## DIRECTIONS
Scan the entries below and extract each line with the word "production" in it.

## PROVIDED RECORDS

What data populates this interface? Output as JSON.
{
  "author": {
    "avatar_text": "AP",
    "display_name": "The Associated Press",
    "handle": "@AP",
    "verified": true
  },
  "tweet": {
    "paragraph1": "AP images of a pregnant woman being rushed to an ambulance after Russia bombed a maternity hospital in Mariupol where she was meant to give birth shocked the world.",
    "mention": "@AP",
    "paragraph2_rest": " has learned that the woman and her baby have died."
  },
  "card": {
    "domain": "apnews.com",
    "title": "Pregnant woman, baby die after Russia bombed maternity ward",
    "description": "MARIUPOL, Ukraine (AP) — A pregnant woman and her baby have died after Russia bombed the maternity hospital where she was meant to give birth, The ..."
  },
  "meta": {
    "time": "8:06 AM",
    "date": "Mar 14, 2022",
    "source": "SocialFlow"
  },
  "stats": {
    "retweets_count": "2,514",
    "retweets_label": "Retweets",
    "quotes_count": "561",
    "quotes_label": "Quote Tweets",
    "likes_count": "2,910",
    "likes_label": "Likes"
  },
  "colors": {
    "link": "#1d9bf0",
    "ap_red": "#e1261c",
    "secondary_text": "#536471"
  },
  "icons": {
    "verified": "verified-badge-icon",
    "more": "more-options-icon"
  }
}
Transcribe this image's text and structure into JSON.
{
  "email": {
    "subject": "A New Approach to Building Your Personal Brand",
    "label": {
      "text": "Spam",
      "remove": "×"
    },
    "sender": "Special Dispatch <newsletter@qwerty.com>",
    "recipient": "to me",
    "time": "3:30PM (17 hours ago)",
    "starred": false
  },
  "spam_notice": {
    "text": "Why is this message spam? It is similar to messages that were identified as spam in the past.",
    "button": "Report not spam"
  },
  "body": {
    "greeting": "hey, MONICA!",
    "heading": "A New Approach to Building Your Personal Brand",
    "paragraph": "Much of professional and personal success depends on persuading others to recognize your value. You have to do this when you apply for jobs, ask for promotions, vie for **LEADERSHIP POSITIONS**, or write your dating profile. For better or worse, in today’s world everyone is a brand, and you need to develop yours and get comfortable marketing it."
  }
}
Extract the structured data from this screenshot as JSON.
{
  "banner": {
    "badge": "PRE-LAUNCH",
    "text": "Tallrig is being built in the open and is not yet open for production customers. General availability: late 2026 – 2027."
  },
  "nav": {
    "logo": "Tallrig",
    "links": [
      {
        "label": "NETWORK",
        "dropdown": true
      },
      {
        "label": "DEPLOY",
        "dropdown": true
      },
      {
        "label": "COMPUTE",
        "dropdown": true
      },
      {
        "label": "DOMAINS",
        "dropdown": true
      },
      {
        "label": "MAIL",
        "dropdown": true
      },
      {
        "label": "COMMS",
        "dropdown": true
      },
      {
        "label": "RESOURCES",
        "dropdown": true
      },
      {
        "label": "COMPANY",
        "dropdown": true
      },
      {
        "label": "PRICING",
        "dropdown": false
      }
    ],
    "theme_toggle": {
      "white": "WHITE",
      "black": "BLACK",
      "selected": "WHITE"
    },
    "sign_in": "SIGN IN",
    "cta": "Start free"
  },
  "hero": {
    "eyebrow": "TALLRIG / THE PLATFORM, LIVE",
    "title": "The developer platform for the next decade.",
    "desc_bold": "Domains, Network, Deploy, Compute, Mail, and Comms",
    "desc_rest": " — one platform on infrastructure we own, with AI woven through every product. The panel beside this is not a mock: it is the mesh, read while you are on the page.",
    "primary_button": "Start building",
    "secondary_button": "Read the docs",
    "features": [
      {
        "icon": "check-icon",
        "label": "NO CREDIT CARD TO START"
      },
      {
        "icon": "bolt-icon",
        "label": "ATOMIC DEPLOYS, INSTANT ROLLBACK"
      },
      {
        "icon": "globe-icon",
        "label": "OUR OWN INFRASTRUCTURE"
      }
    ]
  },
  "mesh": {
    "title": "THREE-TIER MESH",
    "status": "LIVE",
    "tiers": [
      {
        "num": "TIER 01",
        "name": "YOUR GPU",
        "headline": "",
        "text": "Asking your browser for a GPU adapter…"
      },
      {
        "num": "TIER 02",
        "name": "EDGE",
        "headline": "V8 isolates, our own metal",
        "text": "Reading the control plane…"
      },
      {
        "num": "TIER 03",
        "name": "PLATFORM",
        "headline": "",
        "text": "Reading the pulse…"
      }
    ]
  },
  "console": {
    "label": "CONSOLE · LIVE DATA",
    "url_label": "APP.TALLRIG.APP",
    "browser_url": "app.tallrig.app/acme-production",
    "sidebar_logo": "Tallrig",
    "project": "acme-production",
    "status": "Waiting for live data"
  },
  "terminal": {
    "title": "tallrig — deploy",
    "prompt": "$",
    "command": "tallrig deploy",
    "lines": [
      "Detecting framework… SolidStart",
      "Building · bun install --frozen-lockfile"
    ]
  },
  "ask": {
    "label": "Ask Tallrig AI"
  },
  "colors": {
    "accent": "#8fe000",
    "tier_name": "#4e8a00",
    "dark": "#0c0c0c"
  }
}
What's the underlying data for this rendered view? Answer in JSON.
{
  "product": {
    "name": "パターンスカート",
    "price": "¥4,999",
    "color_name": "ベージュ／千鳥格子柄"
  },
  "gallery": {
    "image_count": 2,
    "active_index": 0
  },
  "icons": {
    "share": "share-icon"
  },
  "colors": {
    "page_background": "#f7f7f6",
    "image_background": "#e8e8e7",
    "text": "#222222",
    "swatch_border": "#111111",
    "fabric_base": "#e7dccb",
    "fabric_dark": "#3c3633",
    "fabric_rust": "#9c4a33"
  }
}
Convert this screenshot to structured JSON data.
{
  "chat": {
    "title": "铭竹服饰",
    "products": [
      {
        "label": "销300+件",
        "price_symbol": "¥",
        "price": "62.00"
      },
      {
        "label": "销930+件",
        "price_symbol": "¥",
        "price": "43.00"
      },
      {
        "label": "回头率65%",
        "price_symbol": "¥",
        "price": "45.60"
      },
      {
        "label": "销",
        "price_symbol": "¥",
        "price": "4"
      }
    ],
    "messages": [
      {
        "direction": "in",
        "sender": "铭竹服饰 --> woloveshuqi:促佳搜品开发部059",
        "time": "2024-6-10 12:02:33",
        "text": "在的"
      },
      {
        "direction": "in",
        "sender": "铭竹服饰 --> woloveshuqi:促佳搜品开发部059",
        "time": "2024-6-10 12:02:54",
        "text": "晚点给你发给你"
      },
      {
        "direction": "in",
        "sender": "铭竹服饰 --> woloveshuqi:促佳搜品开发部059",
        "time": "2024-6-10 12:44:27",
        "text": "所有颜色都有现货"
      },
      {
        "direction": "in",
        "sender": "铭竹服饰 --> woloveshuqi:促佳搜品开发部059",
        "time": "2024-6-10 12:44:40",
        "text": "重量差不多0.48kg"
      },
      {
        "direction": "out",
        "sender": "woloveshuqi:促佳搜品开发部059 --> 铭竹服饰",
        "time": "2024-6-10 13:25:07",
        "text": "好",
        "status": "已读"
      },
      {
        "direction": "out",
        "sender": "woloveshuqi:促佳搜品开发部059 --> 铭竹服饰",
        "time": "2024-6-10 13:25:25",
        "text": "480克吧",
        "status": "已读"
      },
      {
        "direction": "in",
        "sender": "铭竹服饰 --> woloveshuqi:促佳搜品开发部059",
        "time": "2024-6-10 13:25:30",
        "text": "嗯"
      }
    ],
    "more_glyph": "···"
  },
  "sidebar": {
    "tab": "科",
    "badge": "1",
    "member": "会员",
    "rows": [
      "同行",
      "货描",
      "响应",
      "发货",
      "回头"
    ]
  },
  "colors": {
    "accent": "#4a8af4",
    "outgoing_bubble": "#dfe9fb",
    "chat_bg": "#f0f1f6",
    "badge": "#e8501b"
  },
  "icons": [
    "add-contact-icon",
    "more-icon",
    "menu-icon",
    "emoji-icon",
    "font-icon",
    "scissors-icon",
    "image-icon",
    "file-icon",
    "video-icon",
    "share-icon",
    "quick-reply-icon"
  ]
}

## ANSWER
    "text": "Tallrig is being built in the open and is not yet open for production customers. General availability: late 2026 – 2027."
    "browser_url": "app.tallrig.app/acme-production",
    "project": "acme-production",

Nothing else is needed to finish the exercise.